begin Stored rows
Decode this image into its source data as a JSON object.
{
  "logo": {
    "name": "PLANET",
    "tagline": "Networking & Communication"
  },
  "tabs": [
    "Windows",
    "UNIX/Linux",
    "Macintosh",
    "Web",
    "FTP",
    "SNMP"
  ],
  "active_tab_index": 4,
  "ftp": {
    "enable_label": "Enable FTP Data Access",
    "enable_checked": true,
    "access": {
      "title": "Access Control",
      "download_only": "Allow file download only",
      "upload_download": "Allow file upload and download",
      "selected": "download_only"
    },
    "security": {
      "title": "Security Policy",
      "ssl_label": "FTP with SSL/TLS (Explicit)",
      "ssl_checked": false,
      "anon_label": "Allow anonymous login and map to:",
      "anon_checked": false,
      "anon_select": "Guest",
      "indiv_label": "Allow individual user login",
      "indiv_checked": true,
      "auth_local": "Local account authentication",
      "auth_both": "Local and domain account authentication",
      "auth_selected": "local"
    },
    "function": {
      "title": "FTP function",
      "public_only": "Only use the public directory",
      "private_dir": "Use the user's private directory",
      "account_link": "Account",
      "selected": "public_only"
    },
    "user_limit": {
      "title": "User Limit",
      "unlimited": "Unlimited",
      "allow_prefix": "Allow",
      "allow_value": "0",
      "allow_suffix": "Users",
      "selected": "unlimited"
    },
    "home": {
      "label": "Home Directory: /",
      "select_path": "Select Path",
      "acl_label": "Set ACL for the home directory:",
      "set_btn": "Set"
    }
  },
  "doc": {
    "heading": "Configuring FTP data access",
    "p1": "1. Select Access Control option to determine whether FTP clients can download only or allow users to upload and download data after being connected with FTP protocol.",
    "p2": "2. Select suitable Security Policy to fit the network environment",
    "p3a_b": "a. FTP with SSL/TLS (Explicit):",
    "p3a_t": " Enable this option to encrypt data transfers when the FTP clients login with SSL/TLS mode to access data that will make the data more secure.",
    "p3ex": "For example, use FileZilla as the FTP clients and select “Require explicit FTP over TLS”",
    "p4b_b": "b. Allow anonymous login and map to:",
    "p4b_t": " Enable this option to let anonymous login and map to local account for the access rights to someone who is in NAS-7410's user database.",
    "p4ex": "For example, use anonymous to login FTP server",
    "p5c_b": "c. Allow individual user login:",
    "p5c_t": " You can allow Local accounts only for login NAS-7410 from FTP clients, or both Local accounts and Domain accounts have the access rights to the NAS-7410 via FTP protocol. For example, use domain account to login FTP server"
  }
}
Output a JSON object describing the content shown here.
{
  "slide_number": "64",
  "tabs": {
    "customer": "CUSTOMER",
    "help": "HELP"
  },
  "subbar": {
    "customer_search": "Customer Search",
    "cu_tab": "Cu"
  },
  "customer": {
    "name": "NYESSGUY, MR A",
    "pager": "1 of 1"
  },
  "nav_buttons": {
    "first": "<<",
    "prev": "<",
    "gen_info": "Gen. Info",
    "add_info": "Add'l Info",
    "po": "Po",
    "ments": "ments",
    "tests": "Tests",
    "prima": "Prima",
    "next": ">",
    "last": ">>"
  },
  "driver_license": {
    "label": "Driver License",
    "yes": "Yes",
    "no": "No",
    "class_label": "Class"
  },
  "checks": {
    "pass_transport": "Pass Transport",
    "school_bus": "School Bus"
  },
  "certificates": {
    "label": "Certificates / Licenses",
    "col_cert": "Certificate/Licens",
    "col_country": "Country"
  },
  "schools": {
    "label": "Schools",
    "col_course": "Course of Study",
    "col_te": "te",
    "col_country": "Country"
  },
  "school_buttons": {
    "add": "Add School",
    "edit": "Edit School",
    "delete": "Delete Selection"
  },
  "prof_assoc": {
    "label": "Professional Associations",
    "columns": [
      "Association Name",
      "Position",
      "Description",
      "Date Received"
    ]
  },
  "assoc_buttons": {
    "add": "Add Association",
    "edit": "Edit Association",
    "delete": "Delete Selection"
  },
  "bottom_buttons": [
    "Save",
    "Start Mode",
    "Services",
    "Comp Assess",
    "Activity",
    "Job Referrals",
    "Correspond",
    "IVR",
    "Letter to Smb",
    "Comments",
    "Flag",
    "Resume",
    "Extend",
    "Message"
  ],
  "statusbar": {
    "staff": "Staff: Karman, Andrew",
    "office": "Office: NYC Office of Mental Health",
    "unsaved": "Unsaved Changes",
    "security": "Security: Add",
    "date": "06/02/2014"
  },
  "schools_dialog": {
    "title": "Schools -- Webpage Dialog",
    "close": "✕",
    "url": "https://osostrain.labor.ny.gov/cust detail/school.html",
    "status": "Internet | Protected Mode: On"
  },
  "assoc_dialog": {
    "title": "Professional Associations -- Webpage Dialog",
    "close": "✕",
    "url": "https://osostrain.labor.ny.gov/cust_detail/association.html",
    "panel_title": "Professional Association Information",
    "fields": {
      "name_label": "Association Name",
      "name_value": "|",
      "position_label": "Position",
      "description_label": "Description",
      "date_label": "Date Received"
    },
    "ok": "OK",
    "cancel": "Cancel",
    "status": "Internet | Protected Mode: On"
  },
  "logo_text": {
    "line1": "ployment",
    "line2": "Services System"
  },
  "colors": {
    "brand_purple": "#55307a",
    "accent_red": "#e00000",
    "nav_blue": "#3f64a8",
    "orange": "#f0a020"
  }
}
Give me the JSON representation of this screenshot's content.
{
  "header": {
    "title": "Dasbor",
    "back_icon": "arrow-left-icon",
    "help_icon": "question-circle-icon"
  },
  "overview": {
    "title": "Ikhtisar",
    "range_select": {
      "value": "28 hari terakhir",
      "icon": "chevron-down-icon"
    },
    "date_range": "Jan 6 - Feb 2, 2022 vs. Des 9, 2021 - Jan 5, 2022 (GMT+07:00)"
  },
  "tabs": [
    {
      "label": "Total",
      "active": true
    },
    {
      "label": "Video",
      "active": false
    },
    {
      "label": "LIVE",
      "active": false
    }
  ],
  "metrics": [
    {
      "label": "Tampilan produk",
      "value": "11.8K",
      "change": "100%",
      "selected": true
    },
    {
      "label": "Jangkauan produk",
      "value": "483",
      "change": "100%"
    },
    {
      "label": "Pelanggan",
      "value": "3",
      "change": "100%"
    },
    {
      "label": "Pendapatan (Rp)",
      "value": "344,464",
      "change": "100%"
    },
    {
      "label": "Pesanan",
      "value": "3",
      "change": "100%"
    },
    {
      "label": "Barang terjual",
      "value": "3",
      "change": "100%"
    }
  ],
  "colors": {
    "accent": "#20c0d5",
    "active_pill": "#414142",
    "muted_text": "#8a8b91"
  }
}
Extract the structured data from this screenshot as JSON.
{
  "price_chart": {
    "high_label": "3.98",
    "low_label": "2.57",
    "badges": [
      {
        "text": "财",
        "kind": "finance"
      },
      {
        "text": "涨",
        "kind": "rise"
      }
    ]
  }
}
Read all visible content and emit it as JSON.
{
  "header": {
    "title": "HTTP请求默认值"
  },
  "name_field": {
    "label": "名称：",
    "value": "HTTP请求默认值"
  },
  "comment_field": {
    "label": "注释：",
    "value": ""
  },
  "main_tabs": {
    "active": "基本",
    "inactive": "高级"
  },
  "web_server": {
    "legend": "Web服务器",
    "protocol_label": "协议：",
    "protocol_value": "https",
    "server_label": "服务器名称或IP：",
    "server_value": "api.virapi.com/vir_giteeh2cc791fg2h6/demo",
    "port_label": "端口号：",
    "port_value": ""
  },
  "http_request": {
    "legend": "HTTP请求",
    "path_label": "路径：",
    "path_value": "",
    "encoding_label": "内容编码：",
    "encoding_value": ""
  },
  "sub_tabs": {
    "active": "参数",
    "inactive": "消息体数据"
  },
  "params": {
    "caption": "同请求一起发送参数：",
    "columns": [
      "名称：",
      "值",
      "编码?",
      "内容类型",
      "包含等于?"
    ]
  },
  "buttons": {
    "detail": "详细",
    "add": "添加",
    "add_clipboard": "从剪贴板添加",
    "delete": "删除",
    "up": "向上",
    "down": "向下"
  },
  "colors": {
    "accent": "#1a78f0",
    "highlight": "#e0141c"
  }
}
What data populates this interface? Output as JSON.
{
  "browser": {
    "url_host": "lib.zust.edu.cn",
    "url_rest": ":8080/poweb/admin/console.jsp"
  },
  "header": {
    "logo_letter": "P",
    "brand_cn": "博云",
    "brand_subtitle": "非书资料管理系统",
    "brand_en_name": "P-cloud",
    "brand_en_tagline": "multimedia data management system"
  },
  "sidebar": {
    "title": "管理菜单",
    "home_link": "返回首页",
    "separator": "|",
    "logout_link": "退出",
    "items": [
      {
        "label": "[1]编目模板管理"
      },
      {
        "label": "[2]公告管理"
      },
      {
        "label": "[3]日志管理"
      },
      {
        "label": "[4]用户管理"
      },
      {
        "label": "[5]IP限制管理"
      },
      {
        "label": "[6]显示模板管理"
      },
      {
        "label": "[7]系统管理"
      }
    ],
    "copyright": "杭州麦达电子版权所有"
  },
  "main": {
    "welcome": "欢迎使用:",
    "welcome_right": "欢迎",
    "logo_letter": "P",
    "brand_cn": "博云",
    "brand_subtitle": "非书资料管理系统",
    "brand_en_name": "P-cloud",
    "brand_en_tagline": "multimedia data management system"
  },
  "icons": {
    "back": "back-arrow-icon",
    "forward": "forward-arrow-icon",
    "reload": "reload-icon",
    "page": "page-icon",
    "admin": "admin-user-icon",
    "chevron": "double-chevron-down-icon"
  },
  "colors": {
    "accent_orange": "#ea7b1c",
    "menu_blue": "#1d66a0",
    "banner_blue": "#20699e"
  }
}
end Stored rows
Exercise instructions - From the data above, copy each line that holds "Associations".

Full output -
    "label": "Professional Associations",
    "title": "Professional Associations -- Webpage Dialog",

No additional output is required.